Material shown.
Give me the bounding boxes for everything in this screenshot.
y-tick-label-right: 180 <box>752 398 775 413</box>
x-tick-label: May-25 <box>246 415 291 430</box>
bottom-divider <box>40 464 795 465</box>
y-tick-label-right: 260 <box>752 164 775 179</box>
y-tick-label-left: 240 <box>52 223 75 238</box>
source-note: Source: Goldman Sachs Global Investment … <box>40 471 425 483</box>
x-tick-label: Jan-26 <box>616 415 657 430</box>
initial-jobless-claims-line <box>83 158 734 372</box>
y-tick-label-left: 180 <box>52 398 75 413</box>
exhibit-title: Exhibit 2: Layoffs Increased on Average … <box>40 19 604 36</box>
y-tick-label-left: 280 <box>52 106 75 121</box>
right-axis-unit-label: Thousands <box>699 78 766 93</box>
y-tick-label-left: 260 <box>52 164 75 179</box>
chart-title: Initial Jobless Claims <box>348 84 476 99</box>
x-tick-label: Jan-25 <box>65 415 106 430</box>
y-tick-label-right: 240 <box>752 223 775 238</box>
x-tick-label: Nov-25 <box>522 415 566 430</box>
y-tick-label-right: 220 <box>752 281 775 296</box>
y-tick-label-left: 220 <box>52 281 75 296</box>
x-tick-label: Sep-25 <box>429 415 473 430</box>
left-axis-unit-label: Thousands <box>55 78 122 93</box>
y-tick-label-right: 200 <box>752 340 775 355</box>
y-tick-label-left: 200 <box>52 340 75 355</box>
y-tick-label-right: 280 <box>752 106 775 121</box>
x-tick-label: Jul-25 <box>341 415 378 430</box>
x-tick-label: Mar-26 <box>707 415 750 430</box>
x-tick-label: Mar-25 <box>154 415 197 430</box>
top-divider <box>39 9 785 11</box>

Stated goal. Reproduce every line of the data above word for word, in the same order.

Result.
Give me the bounding boxes for everything in this screenshot.
y-tick-label-right: 180 <box>752 398 775 413</box>
x-tick-label: May-25 <box>246 415 291 430</box>
bottom-divider <box>40 464 795 465</box>
y-tick-label-right: 260 <box>752 164 775 179</box>
y-tick-label-left: 240 <box>52 223 75 238</box>
source-note: Source: Goldman Sachs Global Investment … <box>40 471 425 483</box>
x-tick-label: Jan-26 <box>616 415 657 430</box>
initial-jobless-claims-line <box>83 158 734 372</box>
y-tick-label-left: 180 <box>52 398 75 413</box>
exhibit-title: Exhibit 2: Layoffs Increased on Average … <box>40 19 604 36</box>
y-tick-label-left: 280 <box>52 106 75 121</box>
right-axis-unit-label: Thousands <box>699 78 766 93</box>
y-tick-label-left: 260 <box>52 164 75 179</box>
chart-title: Initial Jobless Claims <box>348 84 476 99</box>
x-tick-label: Jan-25 <box>65 415 106 430</box>
y-tick-label-right: 240 <box>752 223 775 238</box>
x-tick-label: Nov-25 <box>522 415 566 430</box>
y-tick-label-right: 220 <box>752 281 775 296</box>
y-tick-label-left: 220 <box>52 281 75 296</box>
x-tick-label: Sep-25 <box>429 415 473 430</box>
left-axis-unit-label: Thousands <box>55 78 122 93</box>
y-tick-label-right: 200 <box>752 340 775 355</box>
y-tick-label-left: 200 <box>52 340 75 355</box>
y-tick-label-right: 280 <box>752 106 775 121</box>
x-tick-label: Jul-25 <box>341 415 378 430</box>
x-tick-label: Mar-26 <box>707 415 750 430</box>
x-tick-label: Mar-25 <box>154 415 197 430</box>
top-divider <box>39 9 785 11</box>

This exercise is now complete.